## begin The records

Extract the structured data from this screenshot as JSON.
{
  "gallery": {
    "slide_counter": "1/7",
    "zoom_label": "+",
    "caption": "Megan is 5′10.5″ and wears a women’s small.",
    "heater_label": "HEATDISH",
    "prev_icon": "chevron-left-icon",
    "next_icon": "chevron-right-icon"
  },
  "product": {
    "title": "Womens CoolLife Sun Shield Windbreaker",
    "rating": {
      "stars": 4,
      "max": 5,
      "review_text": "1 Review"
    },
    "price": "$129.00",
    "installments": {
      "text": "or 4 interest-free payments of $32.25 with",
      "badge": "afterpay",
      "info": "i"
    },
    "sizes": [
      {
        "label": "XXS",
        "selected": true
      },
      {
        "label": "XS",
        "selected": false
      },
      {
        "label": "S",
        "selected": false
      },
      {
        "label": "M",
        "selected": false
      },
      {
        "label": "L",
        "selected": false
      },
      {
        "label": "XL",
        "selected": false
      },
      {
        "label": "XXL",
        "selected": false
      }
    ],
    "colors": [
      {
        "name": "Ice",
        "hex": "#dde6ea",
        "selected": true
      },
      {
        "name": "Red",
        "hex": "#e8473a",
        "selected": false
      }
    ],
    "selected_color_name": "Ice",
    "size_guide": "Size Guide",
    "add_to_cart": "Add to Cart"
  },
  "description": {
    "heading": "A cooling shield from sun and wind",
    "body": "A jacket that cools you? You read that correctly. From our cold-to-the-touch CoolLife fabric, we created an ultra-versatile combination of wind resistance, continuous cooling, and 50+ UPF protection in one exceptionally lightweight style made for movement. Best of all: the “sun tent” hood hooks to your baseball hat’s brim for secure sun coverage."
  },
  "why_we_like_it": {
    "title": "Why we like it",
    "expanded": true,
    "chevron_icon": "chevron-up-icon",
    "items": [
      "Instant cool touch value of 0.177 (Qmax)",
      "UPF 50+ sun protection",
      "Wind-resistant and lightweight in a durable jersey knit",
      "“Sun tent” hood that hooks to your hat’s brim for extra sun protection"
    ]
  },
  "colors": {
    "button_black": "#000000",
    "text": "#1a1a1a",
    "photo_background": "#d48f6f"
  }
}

## end The records
## begin The records

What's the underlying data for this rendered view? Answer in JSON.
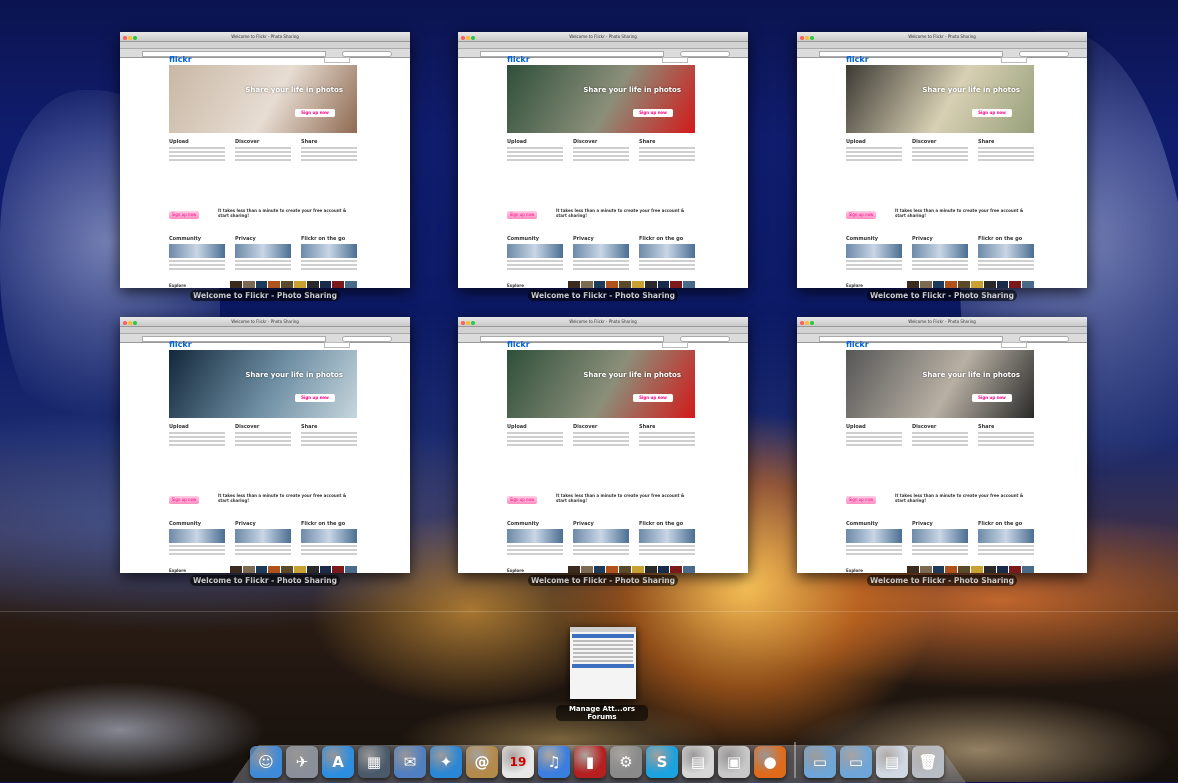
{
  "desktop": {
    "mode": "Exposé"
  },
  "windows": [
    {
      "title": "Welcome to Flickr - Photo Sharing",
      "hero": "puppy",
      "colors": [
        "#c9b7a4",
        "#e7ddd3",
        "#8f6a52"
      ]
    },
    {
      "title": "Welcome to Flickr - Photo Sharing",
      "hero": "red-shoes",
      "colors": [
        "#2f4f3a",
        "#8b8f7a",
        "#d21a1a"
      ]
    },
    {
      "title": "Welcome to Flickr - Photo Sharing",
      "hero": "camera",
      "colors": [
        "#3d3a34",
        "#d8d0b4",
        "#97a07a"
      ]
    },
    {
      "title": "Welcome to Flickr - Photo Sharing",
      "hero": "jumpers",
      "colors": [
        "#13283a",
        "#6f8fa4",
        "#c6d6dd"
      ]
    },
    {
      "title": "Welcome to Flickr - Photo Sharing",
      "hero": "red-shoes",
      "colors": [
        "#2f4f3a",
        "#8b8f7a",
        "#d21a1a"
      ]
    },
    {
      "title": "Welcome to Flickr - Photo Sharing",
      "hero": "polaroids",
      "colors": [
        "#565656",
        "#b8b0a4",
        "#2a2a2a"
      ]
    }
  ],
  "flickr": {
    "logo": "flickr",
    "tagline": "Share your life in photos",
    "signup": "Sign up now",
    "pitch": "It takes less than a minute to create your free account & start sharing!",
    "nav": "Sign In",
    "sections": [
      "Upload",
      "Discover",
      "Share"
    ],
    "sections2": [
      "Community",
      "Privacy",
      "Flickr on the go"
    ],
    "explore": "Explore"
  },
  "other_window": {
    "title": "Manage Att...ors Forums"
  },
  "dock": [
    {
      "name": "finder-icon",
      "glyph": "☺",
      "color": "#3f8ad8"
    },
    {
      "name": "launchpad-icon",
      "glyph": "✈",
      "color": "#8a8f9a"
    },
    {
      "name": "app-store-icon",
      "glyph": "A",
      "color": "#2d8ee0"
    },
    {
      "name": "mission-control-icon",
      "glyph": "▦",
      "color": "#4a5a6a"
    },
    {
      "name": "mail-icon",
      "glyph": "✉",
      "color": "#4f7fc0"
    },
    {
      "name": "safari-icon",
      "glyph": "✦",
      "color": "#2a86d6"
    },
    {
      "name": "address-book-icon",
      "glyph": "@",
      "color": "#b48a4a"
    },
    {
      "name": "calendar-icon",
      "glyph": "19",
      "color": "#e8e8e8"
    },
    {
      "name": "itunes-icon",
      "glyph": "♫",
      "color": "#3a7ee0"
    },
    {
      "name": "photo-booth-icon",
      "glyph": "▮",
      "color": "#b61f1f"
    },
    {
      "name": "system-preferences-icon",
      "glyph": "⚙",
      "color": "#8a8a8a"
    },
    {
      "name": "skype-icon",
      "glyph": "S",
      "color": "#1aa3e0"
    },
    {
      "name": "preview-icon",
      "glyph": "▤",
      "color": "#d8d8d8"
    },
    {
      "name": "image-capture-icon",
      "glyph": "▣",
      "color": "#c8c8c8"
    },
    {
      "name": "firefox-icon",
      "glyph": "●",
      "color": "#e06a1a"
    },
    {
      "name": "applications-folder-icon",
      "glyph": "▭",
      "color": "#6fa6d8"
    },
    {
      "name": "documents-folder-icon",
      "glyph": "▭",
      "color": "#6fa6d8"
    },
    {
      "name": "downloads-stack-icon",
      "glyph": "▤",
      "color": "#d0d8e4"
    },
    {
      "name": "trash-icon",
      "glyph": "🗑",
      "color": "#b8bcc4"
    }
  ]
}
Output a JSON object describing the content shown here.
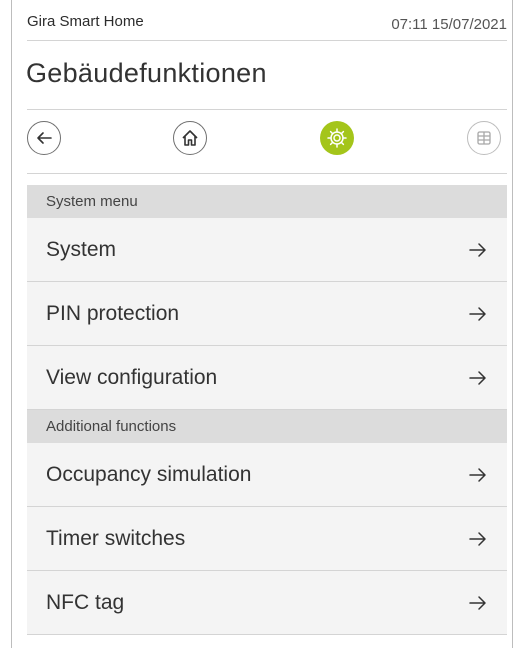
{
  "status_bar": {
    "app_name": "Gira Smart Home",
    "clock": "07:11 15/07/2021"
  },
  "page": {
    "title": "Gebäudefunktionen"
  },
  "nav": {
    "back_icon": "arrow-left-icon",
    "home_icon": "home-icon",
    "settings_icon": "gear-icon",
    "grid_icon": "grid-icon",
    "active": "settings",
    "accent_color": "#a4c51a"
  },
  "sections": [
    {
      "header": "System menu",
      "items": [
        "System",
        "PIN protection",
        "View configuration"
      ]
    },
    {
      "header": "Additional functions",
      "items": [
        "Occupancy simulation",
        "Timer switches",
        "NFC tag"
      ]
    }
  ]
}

## end The records

* [Given instruction]
Looking at the entries above, say how many lines contain the word "cooling". Only the number is wanted.

* [Solution to the exercise]
2